**BRIEF:** Return all lines below containing the word "subtitle".

**MATERIAL FOR THE TASK:**
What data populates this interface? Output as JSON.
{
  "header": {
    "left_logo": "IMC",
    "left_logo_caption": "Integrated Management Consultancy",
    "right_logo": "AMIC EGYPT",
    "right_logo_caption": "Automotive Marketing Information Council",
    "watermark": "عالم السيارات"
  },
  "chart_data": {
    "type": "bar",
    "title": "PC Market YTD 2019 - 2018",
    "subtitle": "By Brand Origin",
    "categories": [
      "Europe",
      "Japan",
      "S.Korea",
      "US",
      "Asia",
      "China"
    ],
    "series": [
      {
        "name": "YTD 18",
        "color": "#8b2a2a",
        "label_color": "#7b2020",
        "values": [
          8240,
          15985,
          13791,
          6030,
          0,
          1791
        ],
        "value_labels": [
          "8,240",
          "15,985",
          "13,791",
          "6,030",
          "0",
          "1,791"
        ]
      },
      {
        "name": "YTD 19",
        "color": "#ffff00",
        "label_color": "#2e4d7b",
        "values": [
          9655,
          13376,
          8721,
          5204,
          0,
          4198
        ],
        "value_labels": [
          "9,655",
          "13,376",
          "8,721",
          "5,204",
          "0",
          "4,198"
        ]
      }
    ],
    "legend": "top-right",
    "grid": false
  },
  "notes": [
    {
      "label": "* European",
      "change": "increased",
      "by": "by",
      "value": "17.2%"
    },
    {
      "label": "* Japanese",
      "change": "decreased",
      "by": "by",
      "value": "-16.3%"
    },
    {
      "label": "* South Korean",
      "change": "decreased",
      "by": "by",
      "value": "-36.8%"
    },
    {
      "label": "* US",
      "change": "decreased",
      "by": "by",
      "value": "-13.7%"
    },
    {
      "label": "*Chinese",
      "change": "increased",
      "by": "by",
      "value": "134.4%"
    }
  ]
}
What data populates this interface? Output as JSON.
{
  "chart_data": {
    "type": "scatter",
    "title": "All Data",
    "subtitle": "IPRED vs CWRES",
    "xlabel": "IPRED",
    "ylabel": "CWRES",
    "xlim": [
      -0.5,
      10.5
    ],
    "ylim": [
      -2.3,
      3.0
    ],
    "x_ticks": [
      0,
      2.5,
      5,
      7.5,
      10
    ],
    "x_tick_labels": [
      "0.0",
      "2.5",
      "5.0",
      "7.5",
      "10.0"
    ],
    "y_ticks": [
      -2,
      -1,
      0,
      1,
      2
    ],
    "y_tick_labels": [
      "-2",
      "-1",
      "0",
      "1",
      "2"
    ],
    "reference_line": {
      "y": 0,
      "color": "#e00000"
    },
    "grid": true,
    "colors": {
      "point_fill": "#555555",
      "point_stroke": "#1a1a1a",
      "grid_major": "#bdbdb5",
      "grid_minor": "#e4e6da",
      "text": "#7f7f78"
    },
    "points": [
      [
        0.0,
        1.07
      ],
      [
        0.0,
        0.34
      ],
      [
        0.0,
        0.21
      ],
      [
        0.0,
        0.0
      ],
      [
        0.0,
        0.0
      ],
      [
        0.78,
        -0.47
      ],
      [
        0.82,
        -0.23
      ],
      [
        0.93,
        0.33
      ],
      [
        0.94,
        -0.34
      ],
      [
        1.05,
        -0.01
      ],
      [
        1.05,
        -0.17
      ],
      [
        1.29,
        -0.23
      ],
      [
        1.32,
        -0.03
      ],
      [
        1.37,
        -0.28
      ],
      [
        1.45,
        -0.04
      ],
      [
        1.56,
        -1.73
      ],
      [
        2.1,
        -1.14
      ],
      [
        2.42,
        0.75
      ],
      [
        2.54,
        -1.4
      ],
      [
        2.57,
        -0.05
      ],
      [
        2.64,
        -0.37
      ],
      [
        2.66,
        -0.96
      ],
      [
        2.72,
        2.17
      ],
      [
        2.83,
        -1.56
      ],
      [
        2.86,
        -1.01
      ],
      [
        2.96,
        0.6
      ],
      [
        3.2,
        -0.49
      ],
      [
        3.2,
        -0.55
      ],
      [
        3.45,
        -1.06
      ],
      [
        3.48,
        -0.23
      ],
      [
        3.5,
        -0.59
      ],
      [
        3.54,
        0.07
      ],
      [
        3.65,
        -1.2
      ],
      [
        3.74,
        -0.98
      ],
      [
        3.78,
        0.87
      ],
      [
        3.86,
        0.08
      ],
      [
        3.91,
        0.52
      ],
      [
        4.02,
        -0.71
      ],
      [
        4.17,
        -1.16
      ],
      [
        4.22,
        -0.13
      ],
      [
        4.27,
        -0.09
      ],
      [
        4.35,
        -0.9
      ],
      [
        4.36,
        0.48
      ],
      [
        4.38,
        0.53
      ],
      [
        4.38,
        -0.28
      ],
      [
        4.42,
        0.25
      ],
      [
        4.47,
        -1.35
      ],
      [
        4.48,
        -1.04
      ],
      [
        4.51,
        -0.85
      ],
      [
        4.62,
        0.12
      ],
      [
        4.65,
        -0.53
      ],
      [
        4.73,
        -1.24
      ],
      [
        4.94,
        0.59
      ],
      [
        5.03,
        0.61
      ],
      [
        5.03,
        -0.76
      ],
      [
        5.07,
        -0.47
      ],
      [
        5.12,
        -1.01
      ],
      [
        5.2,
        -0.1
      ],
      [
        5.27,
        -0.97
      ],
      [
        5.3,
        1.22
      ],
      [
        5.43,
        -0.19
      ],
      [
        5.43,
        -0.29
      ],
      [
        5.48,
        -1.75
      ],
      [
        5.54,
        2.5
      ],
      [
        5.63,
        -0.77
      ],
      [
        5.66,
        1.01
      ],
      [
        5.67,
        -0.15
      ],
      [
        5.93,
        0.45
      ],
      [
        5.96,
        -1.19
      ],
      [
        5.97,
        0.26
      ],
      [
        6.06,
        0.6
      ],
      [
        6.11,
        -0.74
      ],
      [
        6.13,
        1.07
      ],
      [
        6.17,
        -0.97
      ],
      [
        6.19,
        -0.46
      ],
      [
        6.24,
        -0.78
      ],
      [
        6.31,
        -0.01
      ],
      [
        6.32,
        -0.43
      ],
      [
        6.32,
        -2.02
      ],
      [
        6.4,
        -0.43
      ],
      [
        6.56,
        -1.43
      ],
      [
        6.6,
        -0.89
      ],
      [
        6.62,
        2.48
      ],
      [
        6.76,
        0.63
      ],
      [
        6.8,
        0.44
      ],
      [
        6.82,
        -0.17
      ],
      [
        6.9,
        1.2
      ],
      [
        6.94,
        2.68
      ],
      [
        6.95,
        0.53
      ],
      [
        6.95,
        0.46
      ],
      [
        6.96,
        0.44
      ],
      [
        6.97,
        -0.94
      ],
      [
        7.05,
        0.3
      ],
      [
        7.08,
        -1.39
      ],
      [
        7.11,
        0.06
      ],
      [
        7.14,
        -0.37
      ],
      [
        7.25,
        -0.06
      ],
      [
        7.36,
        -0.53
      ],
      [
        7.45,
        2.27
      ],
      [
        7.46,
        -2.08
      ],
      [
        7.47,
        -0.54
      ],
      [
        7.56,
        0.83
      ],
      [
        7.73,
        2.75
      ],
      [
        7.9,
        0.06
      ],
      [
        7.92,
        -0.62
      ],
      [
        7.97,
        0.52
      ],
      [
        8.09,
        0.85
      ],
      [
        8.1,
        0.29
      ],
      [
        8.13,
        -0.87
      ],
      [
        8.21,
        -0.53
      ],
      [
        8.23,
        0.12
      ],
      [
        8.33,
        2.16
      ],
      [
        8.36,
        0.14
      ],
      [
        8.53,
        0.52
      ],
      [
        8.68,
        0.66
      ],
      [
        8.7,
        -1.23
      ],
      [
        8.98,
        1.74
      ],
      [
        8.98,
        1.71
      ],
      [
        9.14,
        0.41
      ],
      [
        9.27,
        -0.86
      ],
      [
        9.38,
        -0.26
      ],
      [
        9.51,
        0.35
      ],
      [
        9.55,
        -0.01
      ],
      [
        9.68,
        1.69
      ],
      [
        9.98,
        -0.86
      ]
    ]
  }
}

**EXERCISE RESULT:**
    "subtitle": "By Brand Origin",
    "subtitle": "IPRED vs CWRES",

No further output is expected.